Render every entry exactly as it appears.

Available data:
# # #
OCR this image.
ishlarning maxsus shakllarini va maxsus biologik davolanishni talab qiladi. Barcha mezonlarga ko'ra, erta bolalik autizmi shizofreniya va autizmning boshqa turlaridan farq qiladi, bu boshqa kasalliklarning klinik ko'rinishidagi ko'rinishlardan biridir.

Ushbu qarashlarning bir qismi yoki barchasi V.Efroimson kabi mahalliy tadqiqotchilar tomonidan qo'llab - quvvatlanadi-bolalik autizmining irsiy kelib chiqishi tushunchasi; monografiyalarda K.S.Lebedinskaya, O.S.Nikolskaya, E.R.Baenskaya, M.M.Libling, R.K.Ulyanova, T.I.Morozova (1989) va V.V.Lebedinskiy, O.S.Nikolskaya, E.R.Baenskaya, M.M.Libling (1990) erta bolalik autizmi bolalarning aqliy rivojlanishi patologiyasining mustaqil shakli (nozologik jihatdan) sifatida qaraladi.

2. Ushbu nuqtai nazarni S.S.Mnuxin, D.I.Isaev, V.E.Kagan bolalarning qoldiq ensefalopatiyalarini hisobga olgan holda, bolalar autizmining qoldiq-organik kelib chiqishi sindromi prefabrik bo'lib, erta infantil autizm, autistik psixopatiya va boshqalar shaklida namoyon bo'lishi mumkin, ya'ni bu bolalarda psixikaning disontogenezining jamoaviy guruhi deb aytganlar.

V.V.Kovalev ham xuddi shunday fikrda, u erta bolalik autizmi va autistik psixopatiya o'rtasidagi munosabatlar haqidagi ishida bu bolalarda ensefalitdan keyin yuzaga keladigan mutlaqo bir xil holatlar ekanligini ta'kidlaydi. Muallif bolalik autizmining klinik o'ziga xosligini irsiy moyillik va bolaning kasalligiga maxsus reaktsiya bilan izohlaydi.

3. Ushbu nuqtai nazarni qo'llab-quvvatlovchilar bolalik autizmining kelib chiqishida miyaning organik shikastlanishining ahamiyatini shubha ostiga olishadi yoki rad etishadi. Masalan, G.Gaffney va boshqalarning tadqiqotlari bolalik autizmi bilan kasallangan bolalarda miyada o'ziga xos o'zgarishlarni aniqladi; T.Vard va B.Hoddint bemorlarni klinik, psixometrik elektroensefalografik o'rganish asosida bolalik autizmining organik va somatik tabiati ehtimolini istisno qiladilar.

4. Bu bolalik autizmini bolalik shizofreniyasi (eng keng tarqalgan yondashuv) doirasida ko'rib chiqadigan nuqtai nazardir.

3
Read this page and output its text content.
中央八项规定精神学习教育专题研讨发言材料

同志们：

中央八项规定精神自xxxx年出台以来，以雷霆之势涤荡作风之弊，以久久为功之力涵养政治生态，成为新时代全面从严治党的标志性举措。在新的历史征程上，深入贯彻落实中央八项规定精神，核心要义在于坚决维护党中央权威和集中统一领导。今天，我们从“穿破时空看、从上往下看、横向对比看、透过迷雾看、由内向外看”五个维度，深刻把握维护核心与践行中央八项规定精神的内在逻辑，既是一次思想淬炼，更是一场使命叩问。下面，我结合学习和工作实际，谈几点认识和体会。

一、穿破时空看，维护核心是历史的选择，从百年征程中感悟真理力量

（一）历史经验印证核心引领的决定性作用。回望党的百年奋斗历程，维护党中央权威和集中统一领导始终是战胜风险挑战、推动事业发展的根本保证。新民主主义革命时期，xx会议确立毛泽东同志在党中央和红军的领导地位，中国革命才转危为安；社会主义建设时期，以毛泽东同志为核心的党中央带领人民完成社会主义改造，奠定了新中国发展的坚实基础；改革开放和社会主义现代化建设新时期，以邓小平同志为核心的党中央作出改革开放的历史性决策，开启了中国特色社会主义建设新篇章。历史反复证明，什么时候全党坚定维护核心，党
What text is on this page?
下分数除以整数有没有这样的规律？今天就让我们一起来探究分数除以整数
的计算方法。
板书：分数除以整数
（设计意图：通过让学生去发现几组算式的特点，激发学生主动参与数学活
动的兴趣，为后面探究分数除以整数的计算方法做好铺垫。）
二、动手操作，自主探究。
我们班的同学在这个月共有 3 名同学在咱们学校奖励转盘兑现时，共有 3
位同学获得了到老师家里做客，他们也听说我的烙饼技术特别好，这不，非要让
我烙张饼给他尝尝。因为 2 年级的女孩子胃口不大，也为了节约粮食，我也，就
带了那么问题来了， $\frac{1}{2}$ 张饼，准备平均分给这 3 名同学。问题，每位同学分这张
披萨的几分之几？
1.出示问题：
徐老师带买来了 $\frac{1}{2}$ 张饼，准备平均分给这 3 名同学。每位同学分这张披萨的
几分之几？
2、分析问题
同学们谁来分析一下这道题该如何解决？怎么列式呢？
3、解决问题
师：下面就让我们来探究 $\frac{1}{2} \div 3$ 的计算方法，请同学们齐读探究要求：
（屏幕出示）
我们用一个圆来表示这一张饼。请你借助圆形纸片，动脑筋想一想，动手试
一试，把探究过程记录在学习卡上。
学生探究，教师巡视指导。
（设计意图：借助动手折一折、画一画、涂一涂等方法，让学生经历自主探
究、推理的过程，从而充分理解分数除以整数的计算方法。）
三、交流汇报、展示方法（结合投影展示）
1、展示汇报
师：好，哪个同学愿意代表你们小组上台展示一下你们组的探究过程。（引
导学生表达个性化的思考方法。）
# # #
Task answer:
OCR this image.
ishlarning maxsus shakllarini va maxsus biologik davolanishni talab qiladi. Barcha mezonlarga ko'ra, erta bolalik autizmi shizofreniya va autizmning boshqa turlaridan farq qiladi, bu boshqa kasalliklarning klinik ko'rinishidagi ko'rinishlardan biridir.

Ushbu qarashlarning bir qismi yoki barchasi V.Efroimson kabi mahalliy tadqiqotchilar tomonidan qo'llab - quvvatlanadi-bolalik autizmining irsiy kelib chiqishi tushunchasi; monografiyalarda K.S.Lebedinskaya, O.S.Nikolskaya, E.R.Baenskaya, M.M.Libling, R.K.Ulyanova, T.I.Morozova (1989) va V.V.Lebedinskiy, O.S.Nikolskaya, E.R.Baenskaya, M.M.Libling (1990) erta bolalik autizmi bolalarning aqliy rivojlanishi patologiyasining mustaqil shakli (nozologik jihatdan) sifatida qaraladi.

2. Ushbu nuqtai nazarni S.S.Mnuxin, D.I.Isaev, V.E.Kagan bolalarning qoldiq ensefalopatiyalarini hisobga olgan holda, bolalar autizmining qoldiq-organik kelib chiqishi sindromi prefabrik bo'lib, erta infantil autizm, autistik psixopatiya va boshqalar shaklida namoyon bo'lishi mumkin, ya'ni bu bolalarda psixikaning disontogenezining jamoaviy guruhi deb aytganlar.

V.V.Kovalev ham xuddi shunday fikrda, u erta bolalik autizmi va autistik psixopatiya o'rtasidagi munosabatlar haqidagi ishida bu bolalarda ensefalitdan keyin yuzaga keladigan mutlaqo bir xil holatlar ekanligini ta'kidlaydi. Muallif bolalik autizmining klinik o'ziga xosligini irsiy moyillik va bolaning kasalligiga maxsus reaktsiya bilan izohlaydi.

3. Ushbu nuqtai nazarni qo'llab-quvvatlovchilar bolalik autizmining kelib chiqishida miyaning organik shikastlanishining ahamiyatini shubha ostiga olishadi yoki rad etishadi. Masalan, G.Gaffney va boshqalarning tadqiqotlari bolalik autizmi bilan kasallangan bolalarda miyada o'ziga xos o'zgarishlarni aniqladi; T.Vard va B.Hoddint bemorlarni klinik, psixometrik elektroensefalografik o'rganish asosida bolalik autizmining organik va somatik tabiati ehtimolini istisno qiladilar.

4. Bu bolalik autizmini bolalik shizofreniyasi (eng keng tarqalgan yondashuv) doirasida ko'rib chiqadigan nuqtai nazardir.

3
Read this page and output its text content.
中央八项规定精神学习教育专题研讨发言材料

同志们：

中央八项规定精神自xxxx年出台以来，以雷霆之势涤荡作风之弊，以久久为功之力涵养政治生态，成为新时代全面从严治党的标志性举措。在新的历史征程上，深入贯彻落实中央八项规定精神，核心要义在于坚决维护党中央权威和集中统一领导。今天，我们从“穿破时空看、从上往下看、横向对比看、透过迷雾看、由内向外看”五个维度，深刻把握维护核心与践行中央八项规定精神的内在逻辑，既是一次思想淬炼，更是一场使命叩问。下面，我结合学习和工作实际，谈几点认识和体会。

一、穿破时空看，维护核心是历史的选择，从百年征程中感悟真理力量

（一）历史经验印证核心引领的决定性作用。回望党的百年奋斗历程，维护党中央权威和集中统一领导始终是战胜风险挑战、推动事业发展的根本保证。新民主主义革命时期，xx会议确立毛泽东同志在党中央和红军的领导地位，中国革命才转危为安；社会主义建设时期，以毛泽东同志为核心的党中央带领人民完成社会主义改造，奠定了新中国发展的坚实基础；改革开放和社会主义现代化建设新时期，以邓小平同志为核心的党中央作出改革开放的历史性决策，开启了中国特色社会主义建设新篇章。历史反复证明，什么时候全党坚定维护核心，党
What text is on this page?
下分数除以整数有没有这样的规律？今天就让我们一起来探究分数除以整数
的计算方法。
板书：分数除以整数
（设计意图：通过让学生去发现几组算式的特点，激发学生主动参与数学活
动的兴趣，为后面探究分数除以整数的计算方法做好铺垫。）
二、动手操作，自主探究。
我们班的同学在这个月共有 3 名同学在咱们学校奖励转盘兑现时，共有 3
位同学获得了到老师家里做客，他们也听说我的烙饼技术特别好，这不，非要让
我烙张饼给他尝尝。因为 2 年级的女孩子胃口不大，也为了节约粮食，我也，就
带了那么问题来了， $\frac{1}{2}$ 张饼，准备平均分给这 3 名同学。问题，每位同学分这张
披萨的几分之几？
1.出示问题：
徐老师带买来了 $\frac{1}{2}$ 张饼，准备平均分给这 3 名同学。每位同学分这张披萨的
几分之几？
2、分析问题
同学们谁来分析一下这道题该如何解决？怎么列式呢？
3、解决问题
师：下面就让我们来探究 $\frac{1}{2} \div 3$ 的计算方法，请同学们齐读探究要求：
（屏幕出示）
我们用一个圆来表示这一张饼。请你借助圆形纸片，动脑筋想一想，动手试
一试，把探究过程记录在学习卡上。
学生探究，教师巡视指导。
（设计意图：借助动手折一折、画一画、涂一涂等方法，让学生经历自主探
究、推理的过程，从而充分理解分数除以整数的计算方法。）
三、交流汇报、展示方法（结合投影展示）
1、展示汇报
师：好，哪个同学愿意代表你们小组上台展示一下你们组的探究过程。（引
导学生表达个性化的思考方法。）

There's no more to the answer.